** START OF Data extract **
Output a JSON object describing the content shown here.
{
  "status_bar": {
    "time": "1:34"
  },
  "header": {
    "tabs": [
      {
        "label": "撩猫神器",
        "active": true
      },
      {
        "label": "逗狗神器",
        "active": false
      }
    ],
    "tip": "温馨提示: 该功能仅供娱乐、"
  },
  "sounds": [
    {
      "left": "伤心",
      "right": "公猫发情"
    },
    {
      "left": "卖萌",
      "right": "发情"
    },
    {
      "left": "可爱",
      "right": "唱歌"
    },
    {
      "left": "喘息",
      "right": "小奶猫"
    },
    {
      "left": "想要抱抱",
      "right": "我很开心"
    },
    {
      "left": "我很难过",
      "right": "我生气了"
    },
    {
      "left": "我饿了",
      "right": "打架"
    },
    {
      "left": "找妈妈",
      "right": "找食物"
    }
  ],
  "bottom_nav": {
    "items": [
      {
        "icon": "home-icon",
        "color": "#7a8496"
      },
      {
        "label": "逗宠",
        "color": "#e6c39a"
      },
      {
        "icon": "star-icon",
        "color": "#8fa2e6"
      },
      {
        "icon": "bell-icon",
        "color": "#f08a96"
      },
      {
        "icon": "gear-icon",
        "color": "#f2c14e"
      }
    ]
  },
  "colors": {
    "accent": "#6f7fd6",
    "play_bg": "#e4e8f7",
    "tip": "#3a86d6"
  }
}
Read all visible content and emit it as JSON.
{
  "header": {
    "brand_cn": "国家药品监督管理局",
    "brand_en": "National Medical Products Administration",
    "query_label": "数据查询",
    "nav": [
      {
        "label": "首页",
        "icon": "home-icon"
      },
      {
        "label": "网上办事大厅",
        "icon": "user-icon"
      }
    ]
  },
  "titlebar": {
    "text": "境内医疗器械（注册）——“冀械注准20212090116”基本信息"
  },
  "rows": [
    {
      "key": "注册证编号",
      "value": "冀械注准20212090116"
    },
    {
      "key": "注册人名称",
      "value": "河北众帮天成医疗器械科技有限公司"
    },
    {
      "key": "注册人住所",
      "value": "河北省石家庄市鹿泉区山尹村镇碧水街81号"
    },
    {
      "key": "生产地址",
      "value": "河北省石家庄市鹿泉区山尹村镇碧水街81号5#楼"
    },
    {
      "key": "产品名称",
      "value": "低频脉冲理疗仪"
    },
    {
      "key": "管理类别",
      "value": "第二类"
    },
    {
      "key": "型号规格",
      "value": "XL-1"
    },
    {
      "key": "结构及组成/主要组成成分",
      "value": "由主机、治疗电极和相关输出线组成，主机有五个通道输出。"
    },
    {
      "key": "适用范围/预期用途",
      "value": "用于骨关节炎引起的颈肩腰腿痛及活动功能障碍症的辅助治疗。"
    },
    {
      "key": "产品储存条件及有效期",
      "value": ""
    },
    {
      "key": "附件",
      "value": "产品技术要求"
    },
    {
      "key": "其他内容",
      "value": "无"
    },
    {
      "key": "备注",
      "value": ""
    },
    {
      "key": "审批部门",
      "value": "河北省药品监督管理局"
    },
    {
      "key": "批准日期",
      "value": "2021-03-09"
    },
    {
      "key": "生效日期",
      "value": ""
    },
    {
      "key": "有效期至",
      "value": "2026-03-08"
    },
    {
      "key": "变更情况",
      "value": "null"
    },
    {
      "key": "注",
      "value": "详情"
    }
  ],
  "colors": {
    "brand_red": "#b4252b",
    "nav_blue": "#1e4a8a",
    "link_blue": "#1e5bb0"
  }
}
** END OF Data extract **
• Given task:
Recopy the whole listing exactly.

• Task answer:
Output a JSON object describing the content shown here.
{
  "status_bar": {
    "time": "1:34"
  },
  "header": {
    "tabs": [
      {
        "label": "撩猫神器",
        "active": true
      },
      {
        "label": "逗狗神器",
        "active": false
      }
    ],
    "tip": "温馨提示: 该功能仅供娱乐、"
  },
  "sounds": [
    {
      "left": "伤心",
      "right": "公猫发情"
    },
    {
      "left": "卖萌",
      "right": "发情"
    },
    {
      "left": "可爱",
      "right": "唱歌"
    },
    {
      "left": "喘息",
      "right": "小奶猫"
    },
    {
      "left": "想要抱抱",
      "right": "我很开心"
    },
    {
      "left": "我很难过",
      "right": "我生气了"
    },
    {
      "left": "我饿了",
      "right": "打架"
    },
    {
      "left": "找妈妈",
      "right": "找食物"
    }
  ],
  "bottom_nav": {
    "items": [
      {
        "icon": "home-icon",
        "color": "#7a8496"
      },
      {
        "label": "逗宠",
        "color": "#e6c39a"
      },
      {
        "icon": "star-icon",
        "color": "#8fa2e6"
      },
      {
        "icon": "bell-icon",
        "color": "#f08a96"
      },
      {
        "icon": "gear-icon",
        "color": "#f2c14e"
      }
    ]
  },
  "colors": {
    "accent": "#6f7fd6",
    "play_bg": "#e4e8f7",
    "tip": "#3a86d6"
  }
}
Read all visible content and emit it as JSON.
{
  "header": {
    "brand_cn": "国家药品监督管理局",
    "brand_en": "National Medical Products Administration",
    "query_label": "数据查询",
    "nav": [
      {
        "label": "首页",
        "icon": "home-icon"
      },
      {
        "label": "网上办事大厅",
        "icon": "user-icon"
      }
    ]
  },
  "titlebar": {
    "text": "境内医疗器械（注册）——“冀械注准20212090116”基本信息"
  },
  "rows": [
    {
      "key": "注册证编号",
      "value": "冀械注准20212090116"
    },
    {
      "key": "注册人名称",
      "value": "河北众帮天成医疗器械科技有限公司"
    },
    {
      "key": "注册人住所",
      "value": "河北省石家庄市鹿泉区山尹村镇碧水街81号"
    },
    {
      "key": "生产地址",
      "value": "河北省石家庄市鹿泉区山尹村镇碧水街81号5#楼"
    },
    {
      "key": "产品名称",
      "value": "低频脉冲理疗仪"
    },
    {
      "key": "管理类别",
      "value": "第二类"
    },
    {
      "key": "型号规格",
      "value": "XL-1"
    },
    {
      "key": "结构及组成/主要组成成分",
      "value": "由主机、治疗电极和相关输出线组成，主机有五个通道输出。"
    },
    {
      "key": "适用范围/预期用途",
      "value": "用于骨关节炎引起的颈肩腰腿痛及活动功能障碍症的辅助治疗。"
    },
    {
      "key": "产品储存条件及有效期",
      "value": ""
    },
    {
      "key": "附件",
      "value": "产品技术要求"
    },
    {
      "key": "其他内容",
      "value": "无"
    },
    {
      "key": "备注",
      "value": ""
    },
    {
      "key": "审批部门",
      "value": "河北省药品监督管理局"
    },
    {
      "key": "批准日期",
      "value": "2021-03-09"
    },
    {
      "key": "生效日期",
      "value": ""
    },
    {
      "key": "有效期至",
      "value": "2026-03-08"
    },
    {
      "key": "变更情况",
      "value": "null"
    },
    {
      "key": "注",
      "value": "详情"
    }
  ],
  "colors": {
    "brand_red": "#b4252b",
    "nav_blue": "#1e4a8a",
    "link_blue": "#1e5bb0"
  }
}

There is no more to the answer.